# Direction
Reproduce the entries below in full, word for word.

# Records shown
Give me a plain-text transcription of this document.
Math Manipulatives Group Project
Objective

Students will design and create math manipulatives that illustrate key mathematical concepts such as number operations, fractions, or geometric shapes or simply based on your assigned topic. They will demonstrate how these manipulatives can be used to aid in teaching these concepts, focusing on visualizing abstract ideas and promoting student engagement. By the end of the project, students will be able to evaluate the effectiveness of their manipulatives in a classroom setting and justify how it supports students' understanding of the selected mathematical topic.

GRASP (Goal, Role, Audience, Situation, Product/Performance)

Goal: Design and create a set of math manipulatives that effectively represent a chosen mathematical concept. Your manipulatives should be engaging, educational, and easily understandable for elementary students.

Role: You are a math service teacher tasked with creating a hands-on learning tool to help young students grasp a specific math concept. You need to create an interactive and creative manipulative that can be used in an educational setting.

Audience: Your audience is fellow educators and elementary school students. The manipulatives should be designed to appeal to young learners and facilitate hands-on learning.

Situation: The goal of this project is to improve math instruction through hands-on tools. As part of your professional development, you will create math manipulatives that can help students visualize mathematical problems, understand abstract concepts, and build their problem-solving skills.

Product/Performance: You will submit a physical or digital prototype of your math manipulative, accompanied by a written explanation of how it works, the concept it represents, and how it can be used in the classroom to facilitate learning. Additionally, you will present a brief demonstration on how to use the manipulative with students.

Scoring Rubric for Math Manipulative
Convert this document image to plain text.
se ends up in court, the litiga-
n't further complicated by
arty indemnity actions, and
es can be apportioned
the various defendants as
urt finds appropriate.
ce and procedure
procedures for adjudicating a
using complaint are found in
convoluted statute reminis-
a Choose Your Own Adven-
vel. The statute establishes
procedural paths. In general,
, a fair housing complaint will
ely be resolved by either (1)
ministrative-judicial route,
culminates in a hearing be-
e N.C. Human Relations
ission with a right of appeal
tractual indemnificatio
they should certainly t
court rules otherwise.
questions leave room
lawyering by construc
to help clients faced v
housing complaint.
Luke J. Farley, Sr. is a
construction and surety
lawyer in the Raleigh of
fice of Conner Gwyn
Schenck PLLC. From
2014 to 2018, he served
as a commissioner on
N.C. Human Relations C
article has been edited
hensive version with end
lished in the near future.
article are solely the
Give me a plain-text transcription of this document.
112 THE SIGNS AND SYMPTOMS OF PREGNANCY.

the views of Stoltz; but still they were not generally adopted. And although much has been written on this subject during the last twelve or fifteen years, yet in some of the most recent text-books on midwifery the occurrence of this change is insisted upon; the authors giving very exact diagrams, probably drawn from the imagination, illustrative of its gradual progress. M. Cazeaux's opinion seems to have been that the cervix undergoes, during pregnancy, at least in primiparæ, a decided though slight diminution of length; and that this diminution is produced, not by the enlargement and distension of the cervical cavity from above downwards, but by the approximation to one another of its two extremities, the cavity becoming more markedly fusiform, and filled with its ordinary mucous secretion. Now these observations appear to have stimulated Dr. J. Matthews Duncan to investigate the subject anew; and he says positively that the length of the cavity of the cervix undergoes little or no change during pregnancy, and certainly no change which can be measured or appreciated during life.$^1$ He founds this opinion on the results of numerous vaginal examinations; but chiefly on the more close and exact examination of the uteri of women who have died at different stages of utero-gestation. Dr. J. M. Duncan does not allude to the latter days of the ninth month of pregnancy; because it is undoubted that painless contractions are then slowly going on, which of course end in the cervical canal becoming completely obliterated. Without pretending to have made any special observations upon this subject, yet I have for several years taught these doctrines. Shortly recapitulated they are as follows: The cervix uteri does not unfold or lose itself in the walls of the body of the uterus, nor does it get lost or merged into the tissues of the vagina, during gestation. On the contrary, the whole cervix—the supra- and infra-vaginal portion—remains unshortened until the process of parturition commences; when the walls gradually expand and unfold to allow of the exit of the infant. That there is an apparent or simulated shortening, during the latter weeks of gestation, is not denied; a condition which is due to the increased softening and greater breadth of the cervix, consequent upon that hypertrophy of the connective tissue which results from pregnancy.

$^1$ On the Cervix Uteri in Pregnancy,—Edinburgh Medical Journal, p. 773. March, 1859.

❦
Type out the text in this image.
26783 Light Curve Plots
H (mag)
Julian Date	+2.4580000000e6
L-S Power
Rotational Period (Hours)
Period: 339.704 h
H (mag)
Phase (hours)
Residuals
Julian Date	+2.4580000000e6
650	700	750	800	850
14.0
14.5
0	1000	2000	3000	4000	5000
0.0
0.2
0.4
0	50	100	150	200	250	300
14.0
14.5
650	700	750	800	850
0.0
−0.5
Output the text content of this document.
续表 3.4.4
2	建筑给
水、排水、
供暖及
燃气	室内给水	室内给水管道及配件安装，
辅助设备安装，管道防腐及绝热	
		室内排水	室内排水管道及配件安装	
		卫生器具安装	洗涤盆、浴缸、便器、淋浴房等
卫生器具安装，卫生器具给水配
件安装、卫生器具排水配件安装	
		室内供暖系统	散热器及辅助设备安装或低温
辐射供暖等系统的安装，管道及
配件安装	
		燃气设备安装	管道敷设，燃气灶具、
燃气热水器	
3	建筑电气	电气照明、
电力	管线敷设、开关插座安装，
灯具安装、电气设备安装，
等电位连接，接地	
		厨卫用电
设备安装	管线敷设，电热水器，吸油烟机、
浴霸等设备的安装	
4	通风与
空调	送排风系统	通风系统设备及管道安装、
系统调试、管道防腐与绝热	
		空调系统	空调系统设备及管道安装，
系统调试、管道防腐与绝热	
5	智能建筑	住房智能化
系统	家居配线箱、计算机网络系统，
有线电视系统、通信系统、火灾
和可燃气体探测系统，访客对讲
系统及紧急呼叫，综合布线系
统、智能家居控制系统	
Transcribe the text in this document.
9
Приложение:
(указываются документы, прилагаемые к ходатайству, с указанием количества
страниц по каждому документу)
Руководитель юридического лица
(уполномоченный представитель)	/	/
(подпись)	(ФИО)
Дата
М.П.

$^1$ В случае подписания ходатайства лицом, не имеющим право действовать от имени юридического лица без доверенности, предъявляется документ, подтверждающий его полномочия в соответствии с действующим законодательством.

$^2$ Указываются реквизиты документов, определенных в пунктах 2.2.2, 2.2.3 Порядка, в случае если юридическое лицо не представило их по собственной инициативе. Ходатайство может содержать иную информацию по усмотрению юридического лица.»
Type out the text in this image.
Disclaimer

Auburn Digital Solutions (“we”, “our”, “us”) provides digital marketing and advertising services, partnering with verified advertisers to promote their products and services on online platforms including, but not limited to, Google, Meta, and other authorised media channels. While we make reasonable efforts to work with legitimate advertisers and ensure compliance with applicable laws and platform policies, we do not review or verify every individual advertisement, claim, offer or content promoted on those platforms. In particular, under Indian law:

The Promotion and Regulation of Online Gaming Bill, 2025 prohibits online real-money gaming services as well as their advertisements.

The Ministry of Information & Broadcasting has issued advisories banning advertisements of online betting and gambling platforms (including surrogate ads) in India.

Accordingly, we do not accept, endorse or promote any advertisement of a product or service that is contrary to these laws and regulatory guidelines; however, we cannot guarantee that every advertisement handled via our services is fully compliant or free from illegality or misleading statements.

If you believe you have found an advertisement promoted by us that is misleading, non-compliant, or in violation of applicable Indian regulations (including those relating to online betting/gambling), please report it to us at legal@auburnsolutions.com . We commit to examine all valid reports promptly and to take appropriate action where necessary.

# Response to this task
Give me a plain-text transcription of this document.
Math Manipulatives Group Project
Objective

Students will design and create math manipulatives that illustrate key mathematical concepts such as number operations, fractions, or geometric shapes or simply based on your assigned topic. They will demonstrate how these manipulatives can be used to aid in teaching these concepts, focusing on visualizing abstract ideas and promoting student engagement. By the end of the project, students will be able to evaluate the effectiveness of their manipulatives in a classroom setting and justify how it supports students' understanding of the selected mathematical topic.

GRASP (Goal, Role, Audience, Situation, Product/Performance)

Goal: Design and create a set of math manipulatives that effectively represent a chosen mathematical concept. Your manipulatives should be engaging, educational, and easily understandable for elementary students.

Role: You are a math service teacher tasked with creating a hands-on learning tool to help young students grasp a specific math concept. You need to create an interactive and creative manipulative that can be used in an educational setting.

Audience: Your audience is fellow educators and elementary school students. The manipulatives should be designed to appeal to young learners and facilitate hands-on learning.

Situation: The goal of this project is to improve math instruction through hands-on tools. As part of your professional development, you will create math manipulatives that can help students visualize mathematical problems, understand abstract concepts, and build their problem-solving skills.

Product/Performance: You will submit a physical or digital prototype of your math manipulative, accompanied by a written explanation of how it works, the concept it represents, and how it can be used in the classroom to facilitate learning. Additionally, you will present a brief demonstration on how to use the manipulative with students.

Scoring Rubric for Math Manipulative
Convert this document image to plain text.
se ends up in court, the litiga-
n't further complicated by
arty indemnity actions, and
es can be apportioned
the various defendants as
urt finds appropriate.
ce and procedure
procedures for adjudicating a
using complaint are found in
convoluted statute reminis-
a Choose Your Own Adven-
vel. The statute establishes
procedural paths. In general,
, a fair housing complaint will
ely be resolved by either (1)
ministrative-judicial route,
culminates in a hearing be-
e N.C. Human Relations
ission with a right of appeal
tractual indemnificatio
they should certainly t
court rules otherwise.
questions leave room
lawyering by construc
to help clients faced v
housing complaint.
Luke J. Farley, Sr. is a
construction and surety
lawyer in the Raleigh of
fice of Conner Gwyn
Schenck PLLC. From
2014 to 2018, he served
as a commissioner on
N.C. Human Relations C
article has been edited
hensive version with end
lished in the near future.
article are solely the
Give me a plain-text transcription of this document.
112 THE SIGNS AND SYMPTOMS OF PREGNANCY.

the views of Stoltz; but still they were not generally adopted. And although much has been written on this subject during the last twelve or fifteen years, yet in some of the most recent text-books on midwifery the occurrence of this change is insisted upon; the authors giving very exact diagrams, probably drawn from the imagination, illustrative of its gradual progress. M. Cazeaux's opinion seems to have been that the cervix undergoes, during pregnancy, at least in primiparæ, a decided though slight diminution of length; and that this diminution is produced, not by the enlargement and distension of the cervical cavity from above downwards, but by the approximation to one another of its two extremities, the cavity becoming more markedly fusiform, and filled with its ordinary mucous secretion. Now these observations appear to have stimulated Dr. J. Matthews Duncan to investigate the subject anew; and he says positively that the length of the cavity of the cervix undergoes little or no change during pregnancy, and certainly no change which can be measured or appreciated during life.$^1$ He founds this opinion on the results of numerous vaginal examinations; but chiefly on the more close and exact examination of the uteri of women who have died at different stages of utero-gestation. Dr. J. M. Duncan does not allude to the latter days of the ninth month of pregnancy; because it is undoubted that painless contractions are then slowly going on, which of course end in the cervical canal becoming completely obliterated. Without pretending to have made any special observations upon this subject, yet I have for several years taught these doctrines. Shortly recapitulated they are as follows: The cervix uteri does not unfold or lose itself in the walls of the body of the uterus, nor does it get lost or merged into the tissues of the vagina, during gestation. On the contrary, the whole cervix—the supra- and infra-vaginal portion—remains unshortened until the process of parturition commences; when the walls gradually expand and unfold to allow of the exit of the infant. That there is an apparent or simulated shortening, during the latter weeks of gestation, is not denied; a condition which is due to the increased softening and greater breadth of the cervix, consequent upon that hypertrophy of the connective tissue which results from pregnancy.

$^1$ On the Cervix Uteri in Pregnancy,—Edinburgh Medical Journal, p. 773. March, 1859.

❦
Type out the text in this image.
26783 Light Curve Plots
H (mag)
Julian Date	+2.4580000000e6
L-S Power
Rotational Period (Hours)
Period: 339.704 h
H (mag)
Phase (hours)
Residuals
Julian Date	+2.4580000000e6
650	700	750	800	850
14.0
14.5
0	1000	2000	3000	4000	5000
0.0
0.2
0.4
0	50	100	150	200	250	300
14.0
14.5
650	700	750	800	850
0.0
−0.5
Output the text content of this document.
续表 3.4.4
2	建筑给
水、排水、
供暖及
燃气	室内给水	室内给水管道及配件安装，
辅助设备安装，管道防腐及绝热	
		室内排水	室内排水管道及配件安装	
		卫生器具安装	洗涤盆、浴缸、便器、淋浴房等
卫生器具安装，卫生器具给水配
件安装、卫生器具排水配件安装	
		室内供暖系统	散热器及辅助设备安装或低温
辐射供暖等系统的安装，管道及
配件安装	
		燃气设备安装	管道敷设，燃气灶具、
燃气热水器	
3	建筑电气	电气照明、
电力	管线敷设、开关插座安装，
灯具安装、电气设备安装，
等电位连接，接地	
		厨卫用电
设备安装	管线敷设，电热水器，吸油烟机、
浴霸等设备的安装	
4	通风与
空调	送排风系统	通风系统设备及管道安装、
系统调试、管道防腐与绝热	
		空调系统	空调系统设备及管道安装，
系统调试、管道防腐与绝热	
5	智能建筑	住房智能化
系统	家居配线箱、计算机网络系统，
有线电视系统、通信系统、火灾
和可燃气体探测系统，访客对讲
系统及紧急呼叫，综合布线系
统、智能家居控制系统	
Transcribe the text in this document.
9
Приложение:
(указываются документы, прилагаемые к ходатайству, с указанием количества
страниц по каждому документу)
Руководитель юридического лица
(уполномоченный представитель)	/	/
(подпись)	(ФИО)
Дата
М.П.

$^1$ В случае подписания ходатайства лицом, не имеющим право действовать от имени юридического лица без доверенности, предъявляется документ, подтверждающий его полномочия в соответствии с действующим законодательством.

$^2$ Указываются реквизиты документов, определенных в пунктах 2.2.2, 2.2.3 Порядка, в случае если юридическое лицо не представило их по собственной инициативе. Ходатайство может содержать иную информацию по усмотрению юридического лица.»
Type out the text in this image.
Disclaimer

Auburn Digital Solutions (“we”, “our”, “us”) provides digital marketing and advertising services, partnering with verified advertisers to promote their products and services on online platforms including, but not limited to, Google, Meta, and other authorised media channels. While we make reasonable efforts to work with legitimate advertisers and ensure compliance with applicable laws and platform policies, we do not review or verify every individual advertisement, claim, offer or content promoted on those platforms. In particular, under Indian law:

The Promotion and Regulation of Online Gaming Bill, 2025 prohibits online real-money gaming services as well as their advertisements.

The Ministry of Information & Broadcasting has issued advisories banning advertisements of online betting and gambling platforms (including surrogate ads) in India.

Accordingly, we do not accept, endorse or promote any advertisement of a product or service that is contrary to these laws and regulatory guidelines; however, we cannot guarantee that every advertisement handled via our services is fully compliant or free from illegality or misleading statements.

If you believe you have found an advertisement promoted by us that is misleading, non-compliant, or in violation of applicable Indian regulations (including those relating to online betting/gambling), please report it to us at legal@auburnsolutions.com . We commit to examine all valid reports promptly and to take appropriate action where necessary.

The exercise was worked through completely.